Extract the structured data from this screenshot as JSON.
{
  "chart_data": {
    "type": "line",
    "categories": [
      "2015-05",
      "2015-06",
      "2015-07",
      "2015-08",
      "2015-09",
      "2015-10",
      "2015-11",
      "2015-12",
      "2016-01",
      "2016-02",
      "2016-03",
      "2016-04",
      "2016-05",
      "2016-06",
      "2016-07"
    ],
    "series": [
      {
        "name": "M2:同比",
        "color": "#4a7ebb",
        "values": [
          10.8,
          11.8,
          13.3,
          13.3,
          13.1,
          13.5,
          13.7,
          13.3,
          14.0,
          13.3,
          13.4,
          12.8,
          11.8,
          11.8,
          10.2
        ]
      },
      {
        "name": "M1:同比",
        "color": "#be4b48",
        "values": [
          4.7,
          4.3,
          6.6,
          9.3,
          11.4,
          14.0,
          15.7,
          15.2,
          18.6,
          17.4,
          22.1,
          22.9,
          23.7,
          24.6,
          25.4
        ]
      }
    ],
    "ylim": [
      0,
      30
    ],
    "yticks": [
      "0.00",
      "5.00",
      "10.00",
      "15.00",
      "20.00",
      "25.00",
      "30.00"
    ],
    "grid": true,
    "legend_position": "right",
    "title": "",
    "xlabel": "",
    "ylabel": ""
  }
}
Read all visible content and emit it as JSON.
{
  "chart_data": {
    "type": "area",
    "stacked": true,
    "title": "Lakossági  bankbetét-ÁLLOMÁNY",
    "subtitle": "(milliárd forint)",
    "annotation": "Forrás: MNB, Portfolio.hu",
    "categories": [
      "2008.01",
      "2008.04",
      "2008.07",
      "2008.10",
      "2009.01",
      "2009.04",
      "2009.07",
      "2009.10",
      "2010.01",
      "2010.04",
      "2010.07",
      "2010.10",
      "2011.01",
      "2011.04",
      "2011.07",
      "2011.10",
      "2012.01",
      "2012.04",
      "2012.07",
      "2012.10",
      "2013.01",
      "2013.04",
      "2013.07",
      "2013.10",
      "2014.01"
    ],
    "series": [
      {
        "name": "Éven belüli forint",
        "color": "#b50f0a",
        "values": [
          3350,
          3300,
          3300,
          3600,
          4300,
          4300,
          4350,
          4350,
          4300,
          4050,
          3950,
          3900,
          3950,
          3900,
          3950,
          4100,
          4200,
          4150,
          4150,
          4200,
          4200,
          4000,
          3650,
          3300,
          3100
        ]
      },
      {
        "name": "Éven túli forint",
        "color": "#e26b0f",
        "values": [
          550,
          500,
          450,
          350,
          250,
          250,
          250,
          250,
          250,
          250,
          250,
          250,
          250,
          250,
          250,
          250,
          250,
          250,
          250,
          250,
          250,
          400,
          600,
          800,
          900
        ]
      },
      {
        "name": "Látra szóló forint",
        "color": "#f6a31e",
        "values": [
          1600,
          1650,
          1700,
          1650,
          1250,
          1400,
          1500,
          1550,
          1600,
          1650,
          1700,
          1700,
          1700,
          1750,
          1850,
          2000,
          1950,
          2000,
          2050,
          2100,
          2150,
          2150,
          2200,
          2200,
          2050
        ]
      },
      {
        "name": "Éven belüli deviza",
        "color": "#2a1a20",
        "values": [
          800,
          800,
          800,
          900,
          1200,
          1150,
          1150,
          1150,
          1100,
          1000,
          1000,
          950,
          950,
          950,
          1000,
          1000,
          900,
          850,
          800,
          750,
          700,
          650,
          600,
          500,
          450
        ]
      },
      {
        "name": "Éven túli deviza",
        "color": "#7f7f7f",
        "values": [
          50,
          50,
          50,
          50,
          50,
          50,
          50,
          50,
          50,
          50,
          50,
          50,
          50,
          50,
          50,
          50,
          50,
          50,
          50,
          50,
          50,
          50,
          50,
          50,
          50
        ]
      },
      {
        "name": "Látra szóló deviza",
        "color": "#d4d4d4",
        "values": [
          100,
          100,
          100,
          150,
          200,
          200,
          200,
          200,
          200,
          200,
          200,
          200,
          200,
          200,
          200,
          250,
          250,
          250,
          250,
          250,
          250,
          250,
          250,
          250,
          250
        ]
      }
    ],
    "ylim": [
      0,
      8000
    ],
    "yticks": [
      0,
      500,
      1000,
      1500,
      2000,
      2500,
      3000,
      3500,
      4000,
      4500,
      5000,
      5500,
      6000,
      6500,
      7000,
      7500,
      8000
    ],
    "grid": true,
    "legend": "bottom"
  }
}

┄┄┄┄┄┄┄┄┄┄┄┄┄┄┄┄┄┄┄┄

## STATED PROBLEM
All of the material above needs to be retyped word for word.

## EXERCISE ANSWER
Extract the structured data from this screenshot as JSON.
{
  "chart_data": {
    "type": "line",
    "categories": [
      "2015-05",
      "2015-06",
      "2015-07",
      "2015-08",
      "2015-09",
      "2015-10",
      "2015-11",
      "2015-12",
      "2016-01",
      "2016-02",
      "2016-03",
      "2016-04",
      "2016-05",
      "2016-06",
      "2016-07"
    ],
    "series": [
      {
        "name": "M2:同比",
        "color": "#4a7ebb",
        "values": [
          10.8,
          11.8,
          13.3,
          13.3,
          13.1,
          13.5,
          13.7,
          13.3,
          14.0,
          13.3,
          13.4,
          12.8,
          11.8,
          11.8,
          10.2
        ]
      },
      {
        "name": "M1:同比",
        "color": "#be4b48",
        "values": [
          4.7,
          4.3,
          6.6,
          9.3,
          11.4,
          14.0,
          15.7,
          15.2,
          18.6,
          17.4,
          22.1,
          22.9,
          23.7,
          24.6,
          25.4
        ]
      }
    ],
    "ylim": [
      0,
      30
    ],
    "yticks": [
      "0.00",
      "5.00",
      "10.00",
      "15.00",
      "20.00",
      "25.00",
      "30.00"
    ],
    "grid": true,
    "legend_position": "right",
    "title": "",
    "xlabel": "",
    "ylabel": ""
  }
}
Read all visible content and emit it as JSON.
{
  "chart_data": {
    "type": "area",
    "stacked": true,
    "title": "Lakossági  bankbetét-ÁLLOMÁNY",
    "subtitle": "(milliárd forint)",
    "annotation": "Forrás: MNB, Portfolio.hu",
    "categories": [
      "2008.01",
      "2008.04",
      "2008.07",
      "2008.10",
      "2009.01",
      "2009.04",
      "2009.07",
      "2009.10",
      "2010.01",
      "2010.04",
      "2010.07",
      "2010.10",
      "2011.01",
      "2011.04",
      "2011.07",
      "2011.10",
      "2012.01",
      "2012.04",
      "2012.07",
      "2012.10",
      "2013.01",
      "2013.04",
      "2013.07",
      "2013.10",
      "2014.01"
    ],
    "series": [
      {
        "name": "Éven belüli forint",
        "color": "#b50f0a",
        "values": [
          3350,
          3300,
          3300,
          3600,
          4300,
          4300,
          4350,
          4350,
          4300,
          4050,
          3950,
          3900,
          3950,
          3900,
          3950,
          4100,
          4200,
          4150,
          4150,
          4200,
          4200,
          4000,
          3650,
          3300,
          3100
        ]
      },
      {
        "name": "Éven túli forint",
        "color": "#e26b0f",
        "values": [
          550,
          500,
          450,
          350,
          250,
          250,
          250,
          250,
          250,
          250,
          250,
          250,
          250,
          250,
          250,
          250,
          250,
          250,
          250,
          250,
          250,
          400,
          600,
          800,
          900
        ]
      },
      {
        "name": "Látra szóló forint",
        "color": "#f6a31e",
        "values": [
          1600,
          1650,
          1700,
          1650,
          1250,
          1400,
          1500,
          1550,
          1600,
          1650,
          1700,
          1700,
          1700,
          1750,
          1850,
          2000,
          1950,
          2000,
          2050,
          2100,
          2150,
          2150,
          2200,
          2200,
          2050
        ]
      },
      {
        "name": "Éven belüli deviza",
        "color": "#2a1a20",
        "values": [
          800,
          800,
          800,
          900,
          1200,
          1150,
          1150,
          1150,
          1100,
          1000,
          1000,
          950,
          950,
          950,
          1000,
          1000,
          900,
          850,
          800,
          750,
          700,
          650,
          600,
          500,
          450
        ]
      },
      {
        "name": "Éven túli deviza",
        "color": "#7f7f7f",
        "values": [
          50,
          50,
          50,
          50,
          50,
          50,
          50,
          50,
          50,
          50,
          50,
          50,
          50,
          50,
          50,
          50,
          50,
          50,
          50,
          50,
          50,
          50,
          50,
          50,
          50
        ]
      },
      {
        "name": "Látra szóló deviza",
        "color": "#d4d4d4",
        "values": [
          100,
          100,
          100,
          150,
          200,
          200,
          200,
          200,
          200,
          200,
          200,
          200,
          200,
          200,
          200,
          250,
          250,
          250,
          250,
          250,
          250,
          250,
          250,
          250,
          250
        ]
      }
    ],
    "ylim": [
      0,
      8000
    ],
    "yticks": [
      0,
      500,
      1000,
      1500,
      2000,
      2500,
      3000,
      3500,
      4000,
      4500,
      5000,
      5500,
      6000,
      6500,
      7000,
      7500,
      8000
    ],
    "grid": true,
    "legend": "bottom"
  }
}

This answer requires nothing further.